The task: Copy each line from the data that has the word "Estate" in it.

Data:

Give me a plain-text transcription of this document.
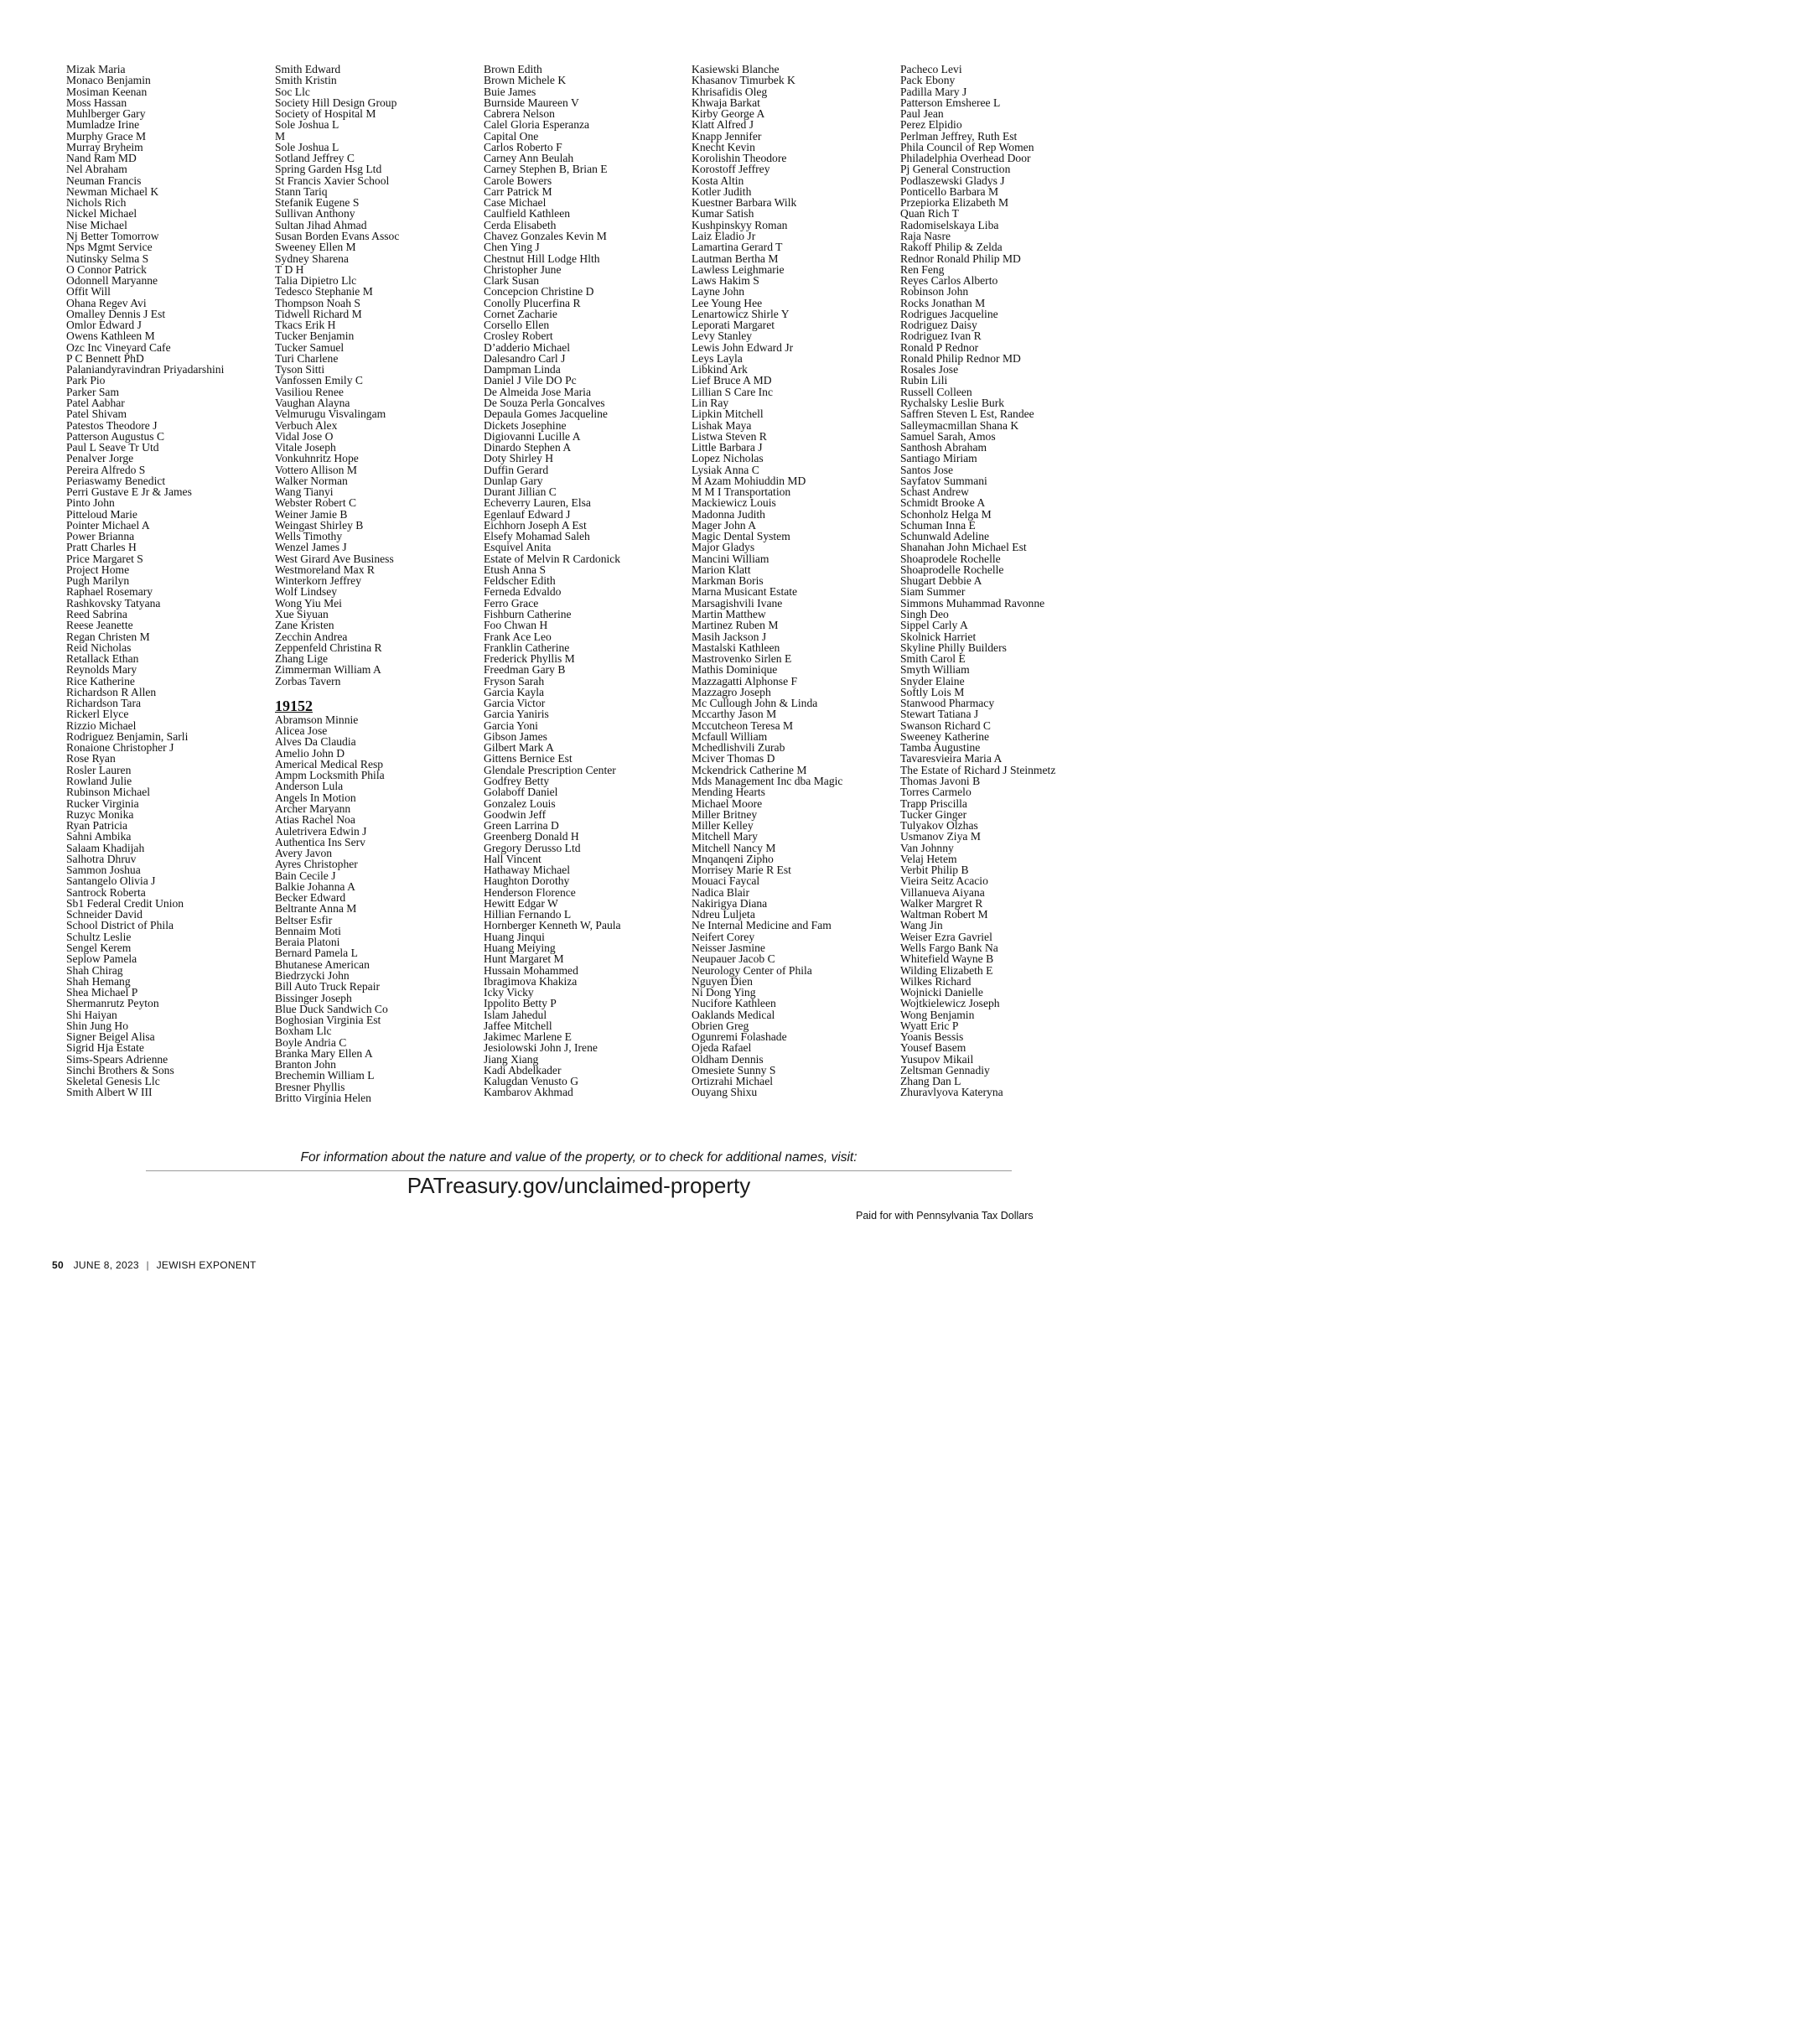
Mizak Maria
Monaco Benjamin
Mosiman Keenan
Moss Hassan
Muhlberger Gary
Mumladze Irine
Murphy Grace M
Murray Bryheim
Nand Ram MD
Nel Abraham
Neuman Francis
Newman Michael K
Nichols Rich
Nickel Michael
Nise Michael
Nj Better Tomorrow
Nps Mgmt Service
Nutinsky Selma S
O Connor Patrick
Odonnell Maryanne
Offit Will
Ohana Regev Avi
Omalley Dennis J Est
Omlor Edward J
Owens Kathleen M
Ozc Inc Vineyard Cafe
P C Bennett PhD
Palaniandyravindran Priyadarshini
Park Pio
Parker Sam
Patel Aabhar
Patel Shivam
Patestos Theodore J
Patterson Augustus C
Paul L Seave Tr Utd
Penalver Jorge
Pereira Alfredo S
Periaswamy Benedict
Perri Gustave E Jr & James
Pinto John
Pitteloud Marie
Pointer Michael A
Power Brianna
Pratt Charles H
Price Margaret S
Project Home
Pugh Marilyn
Raphael Rosemary
Rashkovsky Tatyana
Reed Sabrina
Reese Jeanette
Regan Christen M
Reid Nicholas
Retallack Ethan
Reynolds Mary
Rice Katherine
Richardson R Allen
Richardson Tara
Rickerl Elyce
Rizzio Michael
Rodriguez Benjamin, Sarli
Ronaione Christopher J
Rose Ryan
Rosler Lauren
Rowland Julie
Rubinson Michael
Rucker Virginia
Ruzyc Monika
Ryan Patricia
Sahni Ambika
Salaam Khadijah
Salhotra Dhruv
Sammon Joshua
Santangelo Olivia J
Santrock Roberta
Sb1 Federal Credit Union
Schneider David
School District of Phila
Schultz Leslie
Sengel Kerem
Seplow Pamela
Shah Chirag
Shah Hemang
Shea Michael P
Shermanrutz Peyton
Shi Haiyan
Shin Jung Ho
Signer Beigel Alisa
Sigrid Hja Estate
Sims-Spears Adrienne
Sinchi Brothers & Sons
Skeletal Genesis Llc
Smith Albert W III
Smith Edward
Smith Kristin
Soc Llc
Society Hill Design Group
Society of Hospital M
Sole Joshua L
M
Sole Joshua L
Sotland Jeffrey C
Spring Garden Hsg Ltd
St Francis Xavier School
Stann Tariq
Stefanik Eugene S
Sullivan Anthony
Sultan Jihad Ahmad
Susan Borden Evans Assoc
Sweeney Ellen M
Sydney Sharena
T D H
Talia Dipietro Llc
Tedesco Stephanie M
Thompson Noah S
Tidwell Richard M
Tkacs Erik H
Tucker Benjamin
Tucker Samuel
Turi Charlene
Tyson Sitti
Vanfossen Emily C
Vasiliou Renee
Vaughan Alayna
Velmurugu Visvalingam
Verbuch Alex
Vidal Jose O
Vitale Joseph
Vonkuhnritz Hope
Vottero Allison M
Walker Norman
Wang Tianyi
Webster Robert C
Weiner Jamie B
Weingast Shirley B
Wells Timothy
Wenzel James J
West Girard Ave Business
Westmoreland Max R
Winterkorn Jeffrey
Wolf Lindsey
Wong Yiu Mei
Xue Siyuan
Zane Kristen
Zecchin Andrea
Zeppenfeld Christina R
Zhang Lige
Zimmerman William A
Zorbas Tavern
19152
Abramson Minnie
Alicea Jose
Alves Da Claudia
Amelio John D
Americal Medical Resp
Ampm Locksmith Phila
Anderson Lula
Angels In Motion
Archer Maryann
Atias Rachel Noa
Auletrivera Edwin J
Authentica Ins Serv
Avery Javon
Ayres Christopher
Bain Cecile J
Balkie Johanna A
Becker Edward
Beltrante Anna M
Beltser Esfir
Bennaim Moti
Beraia Platoni
Bernard Pamela L
Bhutanese American
Biedrzycki John
Bill Auto Truck Repair
Bissinger Joseph
Blue Duck Sandwich Co
Boghosian Virginia Est
Boxham Llc
Boyle Andria C
Branka Mary Ellen A
Branton John
Brechemin William L
Bresner Phyllis
Britto Virginia Helen
Brown Edith
Brown Michele K
Buie James
Burnside Maureen V
Cabrera Nelson
Calel Gloria Esperanza
Capital One
Carlos Roberto F
Carney Ann Beulah
Carney Stephen B, Brian E
Carole Bowers
Carr Patrick M
Case Michael
Caulfield Kathleen
Cerda Elisabeth
Chavez Gonzales Kevin M
Chen Ying J
Chestnut Hill Lodge Hlth
Christopher June
Clark Susan
Concepcion Christine D
Conolly Plucerfina R
Cornet Zacharie
Corsello Ellen
Crosley Robert
D’adderio Michael
Dalesandro Carl J
Dampman Linda
Daniel J Vile DO Pc
De Almeida Jose Maria
De Souza Perla Goncalves
Depaula Gomes Jacqueline
Dickets Josephine
Digiovanni Lucille A
Dinardo Stephen A
Doty Shirley H
Duffin Gerard
Dunlap Gary
Durant Jillian C
Echeverry Lauren, Elsa
Egenlauf Edward J
Eichhorn Joseph A Est
Elsefy Mohamad Saleh
Esquivel Anita
Estate of Melvin R Cardonick
Etush Anna S
Feldscher Edith
Ferneda Edvaldo
Ferro Grace
Fishburn Catherine
Foo Chwan H
Frank Ace Leo
Franklin Catherine
Frederick Phyllis M
Freedman Gary B
Fryson Sarah
Garcia Kayla
Garcia Victor
Garcia Yaniris
Garcia Yoni
Gibson James
Gilbert Mark A
Gittens Bernice Est
Glendale Prescription Center
Godfrey Betty
Golaboff Daniel
Gonzalez Louis
Goodwin Jeff
Green Larrina D
Greenberg Donald H
Gregory Derusso Ltd
Hall Vincent
Hathaway Michael
Haughton Dorothy
Henderson Florence
Hewitt Edgar W
Hillian Fernando L
Hornberger Kenneth W, Paula
Huang Jinqui
Huang Meiying
Hunt Margaret M
Hussain Mohammed
Ibragimova Khakiza
Icky Vicky
Ippolito Betty P
Islam Jahedul
Jaffee Mitchell
Jakimec Marlene E
Jesiolowski John J, Irene
Jiang Xiang
Kadi Abdelkader
Kalugdan Venusto G
Kambarov Akhmad
Kasiewski Blanche
Khasanov Timurbek K
Khrisafidis Oleg
Khwaja Barkat
Kirby George A
Klatt Alfred J
Knapp Jennifer
Knecht Kevin
Korolishin Theodore
Korostoff Jeffrey
Kosta Altin
Kotler Judith
Kuestner Barbara Wilk
Kumar Satish
Kushpinskyy Roman
Laiz Eladio Jr
Lamartina Gerard T
Lautman Bertha M
Lawless Leighmarie
Laws Hakim S
Layne John
Lee Young Hee
Lenartowicz Shirle Y
Leporati Margaret
Levy Stanley
Lewis John Edward Jr
Leys Layla
Libkind Ark
Lief Bruce A MD
Lillian S Care Inc
Lin Ray
Lipkin Mitchell
Lishak Maya
Listwa Steven R
Little Barbara J
Lopez Nicholas
Lysiak Anna C
M Azam Mohiuddin MD
M M I Transportation
Mackiewicz Louis
Madonna Judith
Mager John A
Magic Dental System
Major Gladys
Mancini William
Marion Klatt
Markman Boris
Marna Musicant Estate
Marsagishvili Ivane
Martin Matthew
Martinez Ruben M
Masih Jackson J
Mastalski Kathleen
Mastrovenko Sirlen E
Mathis Dominique
Mazzagatti Alphonse F
Mazzagro Joseph
Mc Cullough John & Linda
Mccarthy Jason M
Mccutcheon Teresa M
Mcfaull William
Mchedlishvili Zurab
Mciver Thomas D
Mckendrick Catherine M
Mds Management Inc dba Magic
Mending Hearts
Michael Moore
Miller Britney
Miller Kelley
Mitchell Mary
Mitchell Nancy M
Mnqanqeni Zipho
Morrisey Marie R Est
Mouaci Faycal
Nadica Blair
Nakirigya Diana
Ndreu Luljeta
Ne Internal Medicine and Fam
Neifert Corey
Neisser Jasmine
Neupauer Jacob C
Neurology Center of Phila
Nguyen Dien
Ni Dong Ying
Nucifore Kathleen
Oaklands Medical
Obrien Greg
Ogunremi Folashade
Ojeda Rafael
Oldham Dennis
Omesiete Sunny S
Ortizrahi Michael
Ouyang Shixu
Pacheco Levi
Pack Ebony
Padilla Mary J
Patterson Emsheree L
Paul Jean
Perez Elpidio
Perlman Jeffrey, Ruth Est
Phila Council of Rep Women
Philadelphia Overhead Door
Pj General Construction
Podlaszewski Gladys J
Ponticello Barbara M
Przepiorka Elizabeth M
Quan Rich T
Radomiselskaya Liba
Raja Nasre
Rakoff Philip & Zelda
Rednor Ronald Philip MD
Ren Feng
Reyes Carlos Alberto
Robinson John
Rocks Jonathan M
Rodrigues Jacqueline
Rodriguez Daisy
Rodriguez Ivan R
Ronald P Rednor
Ronald Philip Rednor MD
Rosales Jose
Rubin Lili
Russell Colleen
Rychalsky Leslie Burk
Saffren Steven L Est, Randee
Salleymacmillan Shana K
Samuel Sarah, Amos
Santhosh Abraham
Santiago Miriam
Santos Jose
Sayfatov Summani
Schast Andrew
Schmidt Brooke A
Schonholz Helga M
Schuman Inna E
Schunwald Adeline
Shanahan John Michael Est
Shoaprodele Rochelle
Shoaprodelle Rochelle
Shugart Debbie A
Siam Summer
Simmons Muhammad Ravonne
Singh Deo
Sippel Carly A
Skolnick Harriet
Skyline Philly Builders
Smith Carol E
Smyth William
Snyder Elaine
Softly Lois M
Stanwood Pharmacy
Stewart Tatiana J
Swanson Richard C
Sweeney Katherine
Tamba Augustine
Tavaresvieira Maria A
The Estate of Richard J Steinmetz
Thomas Javoni B
Torres Carmelo
Trapp Priscilla
Tucker Ginger
Tulyakov Olzhas
Usmanov Ziya M
Van Johnny
Velaj Hetem
Verbit Philip B
Vieira Seitz Acacio
Villanueva Aiyana
Walker Margret R
Waltman Robert M
Wang Jin
Weiser Ezra Gavriel
Wells Fargo Bank Na
Whitefield Wayne B
Wilding Elizabeth E
Wilkes Richard
Wojnicki Danielle
Wojtkielewicz Joseph
Wong Benjamin
Wyatt Eric P
Yoanis Bessis
Yousef Basem
Yusupov Mikail
Zeltsman Gennadiy
Zhang Dan L
Zhuravlyova Kateryna
For information about the nature and value of the property, or to check for additional names, visit:
PATreasury.gov/unclaimed-property
Paid for with Pennsylvania Tax Dollars
50 JUNE 8, 2023 | JEWISH EXPONENT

Result below:
Sigrid Hja Estate
Estate of Melvin R Cardonick
Marna Musicant Estate
The Estate of Richard J Steinmetz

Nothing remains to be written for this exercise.